WHAT IS BEING ASKED
In the records below, find each line containing the word "type" and copy it.

___ SUPPLIED MATERIAL

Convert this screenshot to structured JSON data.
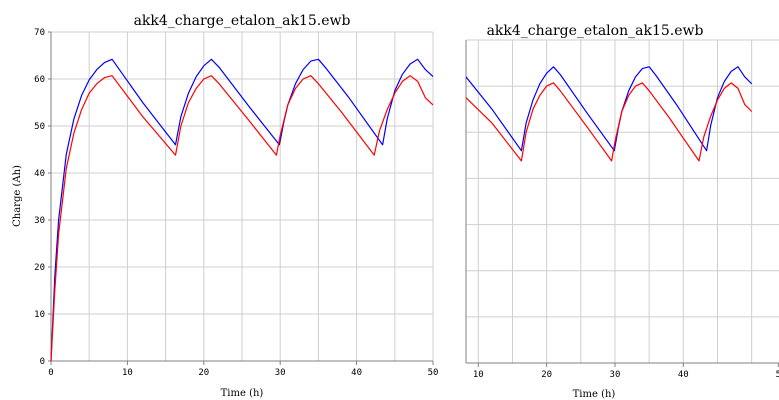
{
  "chart_data": [
    {
      "type": "line",
      "title": "akk4_charge_etalon_ak15.ewb",
      "xlabel": "Time (h)",
      "ylabel": "Charge (Ah)",
      "xlim": [
        0,
        50
      ],
      "ylim": [
        0,
        70
      ],
      "x_ticks": [
        "0",
        "10",
        "20",
        "30",
        "40",
        "50"
      ],
      "y_ticks": [
        "0",
        "10",
        "20",
        "30",
        "40",
        "50",
        "60",
        "70"
      ],
      "grid": true,
      "series": [
        {
          "color": "#0000ff",
          "x": [
            0,
            0.5,
            1,
            2,
            3,
            4,
            5,
            6,
            7,
            8,
            12,
            16.3,
            17,
            18,
            19,
            20,
            21,
            22,
            26,
            29.9,
            30.5,
            31,
            32,
            33,
            34,
            35,
            36,
            39,
            43.4,
            44,
            45,
            46,
            47,
            48,
            49,
            50
          ],
          "y": [
            0,
            18,
            30,
            44,
            51.5,
            56.5,
            59.8,
            62,
            63.5,
            64.2,
            55,
            46,
            52,
            57,
            60.5,
            62.8,
            64.2,
            62.5,
            54,
            46,
            51,
            54.5,
            59,
            62,
            63.8,
            64.2,
            62.3,
            56,
            46,
            51.5,
            57.5,
            61,
            63.2,
            64.2,
            62,
            60.5
          ]
        },
        {
          "color": "#ff0000",
          "x": [
            0,
            0.5,
            1,
            2,
            3,
            4,
            5,
            6,
            7,
            8,
            12,
            16.3,
            17,
            18,
            19,
            20,
            21,
            22,
            26,
            29.5,
            30,
            31,
            32,
            33,
            34,
            35,
            38,
            42.3,
            43,
            44,
            45,
            46,
            47,
            48,
            49,
            50
          ],
          "y": [
            0,
            15,
            27,
            41,
            48.5,
            53.5,
            57,
            59,
            60.3,
            60.7,
            52,
            43.8,
            50,
            55,
            58,
            60,
            60.7,
            59,
            51,
            43.8,
            48,
            54.5,
            58,
            60,
            60.7,
            59,
            53,
            43.8,
            49,
            53.5,
            57,
            59.5,
            60.7,
            59.5,
            56,
            54.5
          ]
        }
      ]
    },
    {
      "type": "line",
      "title": "akk4_charge_etalon_ak15.ewb",
      "xlabel": "Time (h)",
      "xlim": [
        8.2,
        54
      ],
      "ylim": [
        0,
        70
      ],
      "x_ticks": [
        "10",
        "20",
        "30",
        "40",
        "5"
      ],
      "grid": true,
      "series": [
        {
          "color": "#0000ff",
          "x": [
            8.2,
            12,
            16.3,
            17,
            18,
            19,
            20,
            21,
            22,
            26,
            29.9,
            30.5,
            31,
            32,
            33,
            34,
            35,
            36,
            39,
            43.4,
            44,
            45,
            46,
            47,
            48,
            49,
            50
          ],
          "y": [
            62,
            55,
            46,
            52,
            57,
            60.5,
            62.8,
            64.2,
            62.5,
            54,
            46,
            51,
            54.5,
            59,
            62,
            63.8,
            64.2,
            62.3,
            56,
            46,
            51.5,
            57.5,
            61,
            63.2,
            64.2,
            62,
            60.5
          ]
        },
        {
          "color": "#ff0000",
          "x": [
            8.2,
            12,
            16.3,
            17,
            18,
            19,
            20,
            21,
            22,
            26,
            29.5,
            30,
            31,
            32,
            33,
            34,
            35,
            38,
            42.3,
            43,
            44,
            45,
            46,
            47,
            48,
            49,
            50
          ],
          "y": [
            57.5,
            52,
            43.8,
            50,
            55,
            58,
            60,
            60.7,
            59,
            51,
            43.8,
            48,
            54.5,
            58,
            60,
            60.7,
            59,
            53,
            43.8,
            49,
            53.5,
            57,
            59.5,
            60.7,
            59.5,
            56,
            54.5
          ]
        }
      ]
    }
  ]
}
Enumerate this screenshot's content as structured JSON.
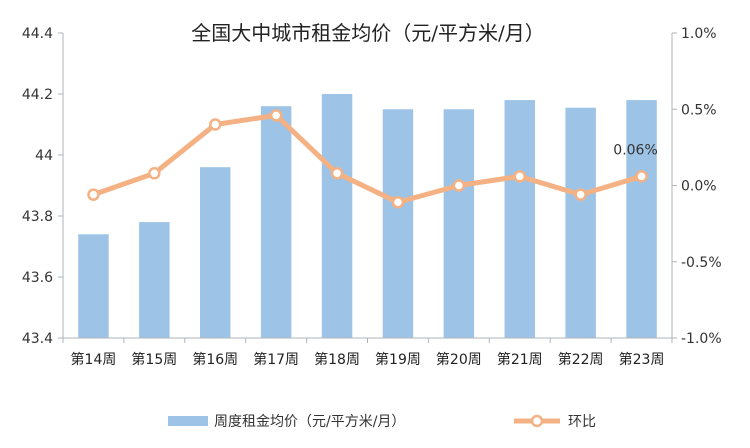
{
  "chart_data": {
    "type": "bar",
    "title": "全国大中城市租金均价（元/平方米/月）",
    "categories": [
      "第14周",
      "第15周",
      "第16周",
      "第17周",
      "第18周",
      "第19周",
      "第20周",
      "第21周",
      "第22周",
      "第23周"
    ],
    "series": [
      {
        "name": "周度租金均价（元/平方米/月）",
        "type": "bar",
        "axis": "left",
        "color": "#9dc3e6",
        "values": [
          43.74,
          43.78,
          43.96,
          44.16,
          44.2,
          44.15,
          44.15,
          44.18,
          44.155,
          44.18
        ]
      },
      {
        "name": "环比",
        "type": "line",
        "axis": "right",
        "color": "#f4b183",
        "values": [
          -0.06,
          0.08,
          0.4,
          0.46,
          0.08,
          -0.11,
          -0.0,
          0.06,
          -0.06,
          0.06
        ]
      }
    ],
    "y_left": {
      "ylim": [
        43.4,
        44.4
      ],
      "ticks": [
        43.4,
        43.6,
        43.8,
        44,
        44.2,
        44.4
      ],
      "tick_labels": [
        "43.4",
        "43.6",
        "43.8",
        "44",
        "44.2",
        "44.4"
      ]
    },
    "y_right": {
      "ylim": [
        -1.0,
        1.0
      ],
      "ticks": [
        -1.0,
        -0.5,
        0.0,
        0.5,
        1.0
      ],
      "tick_labels": [
        "-1.0%",
        "-0.5%",
        "0.0%",
        "0.5%",
        "1.0%"
      ]
    },
    "annotations": [
      {
        "text": "0.06%",
        "category": "第23周",
        "series": "环比"
      }
    ],
    "grid": false,
    "legend_position": "bottom"
  }
}
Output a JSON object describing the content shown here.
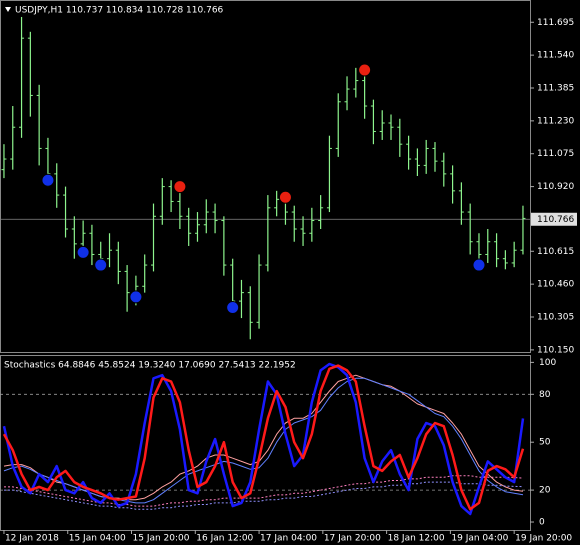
{
  "chart_data": [
    {
      "type": "ohlc",
      "title": "USDJPY,H1  110.737 110.834 110.728 110.766",
      "color": "#8ef58e",
      "xlim": [
        -0.45,
        59.8
      ],
      "ylim": [
        110.14,
        111.8
      ],
      "yticks": [
        {
          "value": 110.15,
          "label": "110.150"
        },
        110.305,
        {
          "value": 110.46,
          "label": "110.460"
        },
        110.615,
        {
          "value": 110.92,
          "label": "110.920"
        },
        111.075,
        {
          "value": 111.23,
          "label": "111.230"
        },
        111.385,
        {
          "value": 111.54,
          "label": "111.540"
        },
        111.695
      ],
      "last_price": 110.766,
      "open": [
        111.0,
        111.05,
        111.2,
        111.62,
        111.35,
        111.1,
        110.98,
        110.88,
        110.72,
        110.65,
        110.7,
        110.6,
        110.58,
        110.62,
        110.52,
        110.42,
        110.45,
        110.55,
        110.78,
        110.92,
        110.85,
        110.78,
        110.7,
        110.74,
        110.8,
        110.76,
        110.55,
        110.38,
        110.42,
        110.28,
        110.55,
        110.82,
        110.86,
        110.8,
        110.72,
        110.7,
        110.76,
        110.82,
        111.1,
        111.32,
        111.38,
        111.42,
        111.3,
        111.18,
        111.22,
        111.2,
        111.12,
        111.05,
        111.02,
        111.1,
        111.04,
        110.98,
        110.9,
        110.8,
        110.66,
        110.6,
        110.66,
        110.58,
        110.56,
        110.62
      ],
      "high": [
        111.12,
        111.3,
        111.72,
        111.65,
        111.4,
        111.15,
        111.03,
        110.92,
        110.78,
        110.76,
        110.74,
        110.66,
        110.7,
        110.66,
        110.55,
        110.5,
        110.6,
        110.84,
        110.96,
        110.95,
        110.9,
        110.82,
        110.8,
        110.86,
        110.84,
        110.78,
        110.58,
        110.48,
        110.45,
        110.6,
        110.88,
        110.9,
        110.89,
        110.83,
        110.78,
        110.82,
        110.88,
        111.16,
        111.36,
        111.44,
        111.48,
        111.45,
        111.33,
        111.28,
        111.26,
        111.24,
        111.16,
        111.1,
        111.14,
        111.13,
        111.08,
        111.02,
        110.94,
        110.84,
        110.7,
        110.72,
        110.7,
        110.62,
        110.66,
        110.83
      ],
      "low": [
        110.96,
        111.0,
        111.15,
        111.25,
        111.02,
        110.92,
        110.82,
        110.68,
        110.58,
        110.6,
        110.55,
        110.52,
        110.54,
        110.46,
        110.33,
        110.36,
        110.42,
        110.52,
        110.74,
        110.8,
        110.72,
        110.64,
        110.66,
        110.7,
        110.7,
        110.5,
        110.33,
        110.3,
        110.2,
        110.25,
        110.52,
        110.78,
        110.74,
        110.66,
        110.64,
        110.66,
        110.72,
        110.8,
        111.06,
        111.28,
        111.34,
        111.24,
        111.12,
        111.14,
        111.14,
        111.06,
        111.0,
        110.97,
        110.98,
        110.99,
        110.92,
        110.84,
        110.74,
        110.6,
        110.54,
        110.56,
        110.54,
        110.53,
        110.54,
        110.6
      ],
      "close": [
        111.05,
        111.2,
        111.62,
        111.35,
        111.1,
        110.98,
        110.88,
        110.72,
        110.65,
        110.7,
        110.6,
        110.58,
        110.62,
        110.52,
        110.42,
        110.45,
        110.55,
        110.78,
        110.92,
        110.85,
        110.78,
        110.7,
        110.74,
        110.8,
        110.76,
        110.55,
        110.38,
        110.42,
        110.28,
        110.55,
        110.82,
        110.86,
        110.8,
        110.72,
        110.7,
        110.76,
        110.82,
        111.1,
        111.32,
        111.38,
        111.42,
        111.3,
        111.18,
        111.22,
        111.2,
        111.12,
        111.05,
        111.02,
        111.1,
        111.04,
        110.98,
        110.9,
        110.8,
        110.66,
        110.6,
        110.66,
        110.58,
        110.56,
        110.62,
        110.77
      ],
      "markers": [
        {
          "x": 5,
          "value": 110.95,
          "color": "#1030e8"
        },
        {
          "x": 9,
          "value": 110.61,
          "color": "#1030e8"
        },
        {
          "x": 11,
          "value": 110.55,
          "color": "#1030e8"
        },
        {
          "x": 15,
          "value": 110.4,
          "color": "#1030e8"
        },
        {
          "x": 20,
          "value": 110.92,
          "color": "#e82010"
        },
        {
          "x": 26,
          "value": 110.35,
          "color": "#1030e8"
        },
        {
          "x": 32,
          "value": 110.87,
          "color": "#e82010"
        },
        {
          "x": 41,
          "value": 111.47,
          "color": "#e82010"
        },
        {
          "x": 54,
          "value": 110.55,
          "color": "#1030e8"
        }
      ]
    },
    {
      "type": "line",
      "title": "Stochastics 64.8846 45.8524 19.3240 17.0690 27.5413 22.1952",
      "xlim": [
        -0.45,
        59.8
      ],
      "ylim": [
        -5,
        104
      ],
      "yticks": [
        0,
        20,
        50,
        80,
        100
      ],
      "levels": [
        20,
        80
      ],
      "xticks": [
        {
          "value": 0,
          "label": "12 Jan 2018"
        },
        {
          "value": 7.25,
          "label": "15 Jan 04:00"
        },
        {
          "value": 14.5,
          "label": "15 Jan 20:00"
        },
        {
          "value": 21.75,
          "label": "16 Jan 12:00"
        },
        {
          "value": 29,
          "label": "17 Jan 04:00"
        },
        {
          "value": 36.25,
          "label": "17 Jan 20:00"
        },
        {
          "value": 43.5,
          "label": "18 Jan 12:00"
        },
        {
          "value": 50.75,
          "label": "19 Jan 04:00"
        },
        {
          "value": 58,
          "label": "19 Jan 20:00"
        }
      ],
      "series": [
        {
          "color": "#ffa0a0",
          "style": "thin",
          "values": [
            35,
            36,
            36,
            34,
            30,
            28,
            25,
            24,
            22,
            20,
            18,
            16,
            15,
            15,
            14,
            14,
            15,
            18,
            22,
            25,
            30,
            32,
            35,
            40,
            42,
            42,
            40,
            38,
            36,
            38,
            45,
            55,
            62,
            65,
            65,
            68,
            75,
            82,
            88,
            90,
            92,
            90,
            88,
            86,
            85,
            82,
            78,
            74,
            72,
            70,
            68,
            62,
            55,
            45,
            35,
            30,
            25,
            22,
            20,
            19.324
          ]
        },
        {
          "color": "#6080ff",
          "style": "thin",
          "values": [
            32,
            34,
            35,
            33,
            30,
            28,
            26,
            24,
            22,
            20,
            18,
            16,
            15,
            14,
            13,
            12,
            12,
            14,
            18,
            22,
            26,
            30,
            32,
            34,
            36,
            38,
            37,
            35,
            33,
            34,
            40,
            50,
            58,
            62,
            64,
            66,
            70,
            78,
            84,
            88,
            90,
            90,
            88,
            86,
            84,
            82,
            80,
            76,
            72,
            68,
            66,
            60,
            52,
            42,
            32,
            26,
            22,
            19,
            18,
            17.069
          ]
        },
        {
          "color": "#ff80c0",
          "style": "dashed",
          "values": [
            22,
            22,
            21,
            20,
            19,
            18,
            17,
            16,
            15,
            14,
            13,
            12,
            12,
            11,
            11,
            10,
            10,
            10,
            11,
            12,
            12,
            13,
            13,
            14,
            14,
            15,
            15,
            15,
            15,
            15,
            16,
            17,
            17,
            18,
            18,
            19,
            20,
            21,
            22,
            23,
            24,
            24,
            25,
            25,
            26,
            26,
            27,
            27,
            28,
            28,
            28,
            29,
            29,
            29,
            28,
            28,
            28,
            28,
            27.8,
            27.5413
          ]
        },
        {
          "color": "#9090ff",
          "style": "dashed",
          "values": [
            20,
            20,
            19,
            18,
            17,
            16,
            15,
            14,
            13,
            12,
            11,
            10,
            10,
            9,
            9,
            8,
            8,
            8,
            9,
            9,
            10,
            10,
            11,
            11,
            12,
            12,
            12,
            13,
            13,
            13,
            14,
            14,
            15,
            15,
            16,
            16,
            17,
            18,
            19,
            20,
            21,
            21,
            22,
            22,
            23,
            23,
            24,
            24,
            25,
            25,
            25,
            25,
            24,
            24,
            24,
            23,
            23,
            22.5,
            22.3,
            22.1952
          ]
        },
        {
          "color": "#1a1aff",
          "style": "thick",
          "values": [
            60,
            35,
            22,
            18,
            30,
            25,
            35,
            20,
            18,
            25,
            15,
            12,
            18,
            10,
            12,
            30,
            62,
            90,
            92,
            82,
            58,
            20,
            18,
            38,
            52,
            30,
            10,
            12,
            25,
            58,
            88,
            80,
            55,
            35,
            42,
            75,
            95,
            99,
            97,
            92,
            75,
            40,
            25,
            38,
            45,
            30,
            20,
            52,
            62,
            60,
            48,
            25,
            10,
            5,
            22,
            38,
            33,
            28,
            25,
            64.8846
          ]
        },
        {
          "color": "#ff1a1a",
          "style": "thick",
          "values": [
            55,
            45,
            30,
            20,
            22,
            20,
            28,
            32,
            25,
            22,
            20,
            18,
            15,
            14,
            15,
            16,
            40,
            78,
            90,
            88,
            75,
            45,
            22,
            25,
            35,
            50,
            25,
            15,
            18,
            40,
            65,
            82,
            72,
            50,
            40,
            55,
            82,
            96,
            98,
            95,
            88,
            60,
            35,
            32,
            38,
            42,
            28,
            40,
            55,
            62,
            60,
            42,
            20,
            8,
            12,
            32,
            35,
            33,
            28,
            45.8524
          ]
        }
      ]
    }
  ]
}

______

FULL RESPONSE
      "type": "line",
      "type": "line",
    "type": "bar",
        "type": "bar",
        "type": "line",
      "type": "ohlc",
      "type": "line",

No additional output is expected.